WORK INSTRUCTIONS:
Take every line from the entries below that includes the word "JSON" and copy it.

Figure collection entries:
======

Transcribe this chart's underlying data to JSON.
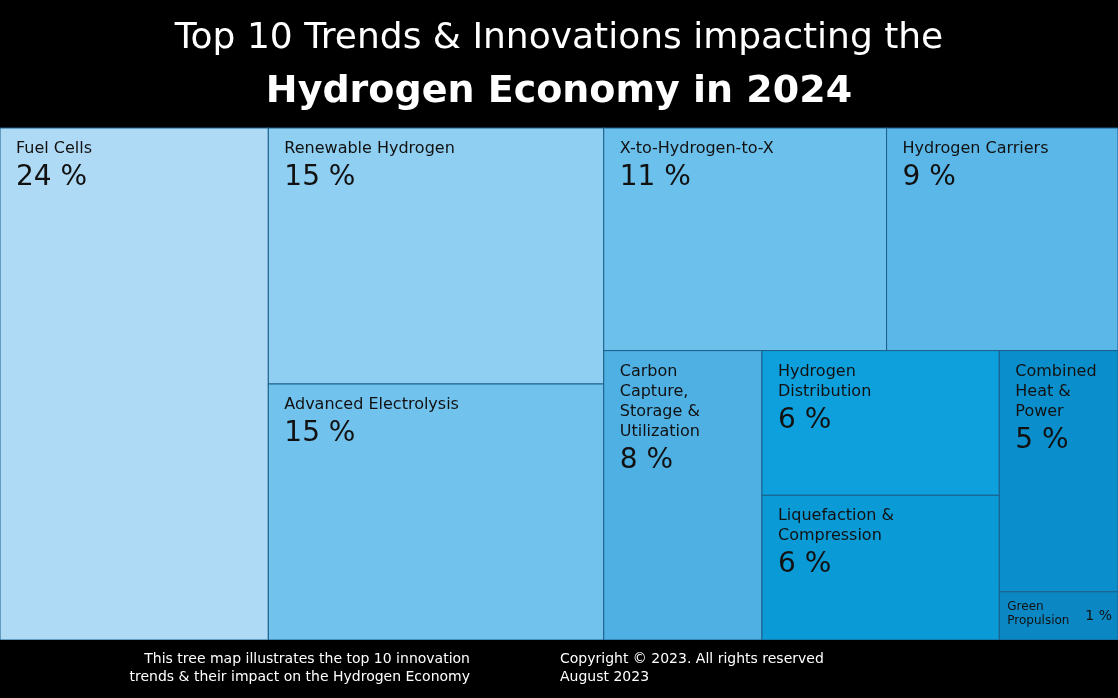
{
  "chart_data": {
    "type": "other",
    "title": "Top 10 Trends & Innovations impacting the",
    "subtitle": "Hydrogen Economy in 2024",
    "categories": [
      "Fuel Cells",
      "Renewable Hydrogen",
      "Advanced Electrolysis",
      "X-to-Hydrogen-to-X",
      "Hydrogen Carriers",
      "Carbon Capture, Storage & Utilization",
      "Hydrogen Distribution",
      "Liquefaction & Compression",
      "Combined Heat & Power",
      "Green Propulsion"
    ],
    "values": [
      24,
      15,
      15,
      11,
      9,
      8,
      6,
      6,
      5,
      1
    ],
    "value_labels": [
      "24 %",
      "15 %",
      "15 %",
      "11 %",
      "9 %",
      "8 %",
      "6 %",
      "6 %",
      "5 %",
      "1 %"
    ],
    "colors": [
      "#afdaf5",
      "#8ecff2",
      "#72c2ee",
      "#6cc0ec",
      "#5bb7e8",
      "#4fb0e4",
      "#0ea0dc",
      "#0a9ad6",
      "#0a8fcc",
      "#0b88c4"
    ],
    "annotations": [
      "This tree map illustrates the top 10 innovation trends & their impact on the Hydrogen Economy",
      "Copyright © 2023. All rights reserved",
      "August 2023"
    ]
  }
}
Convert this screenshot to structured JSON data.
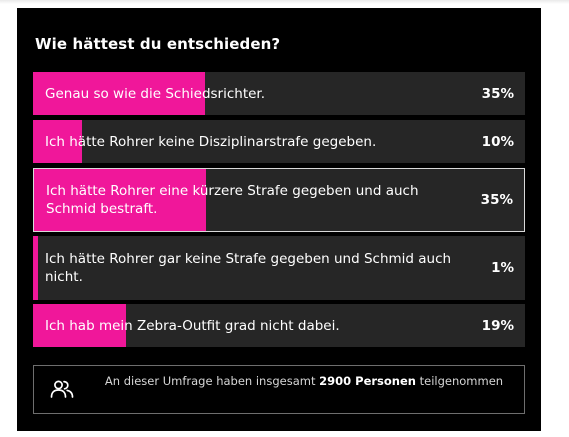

======

EXPECTED ANSWER:
Transcribe this chart's underlying data to JSON.
Convert this screenshot to structured JSON data.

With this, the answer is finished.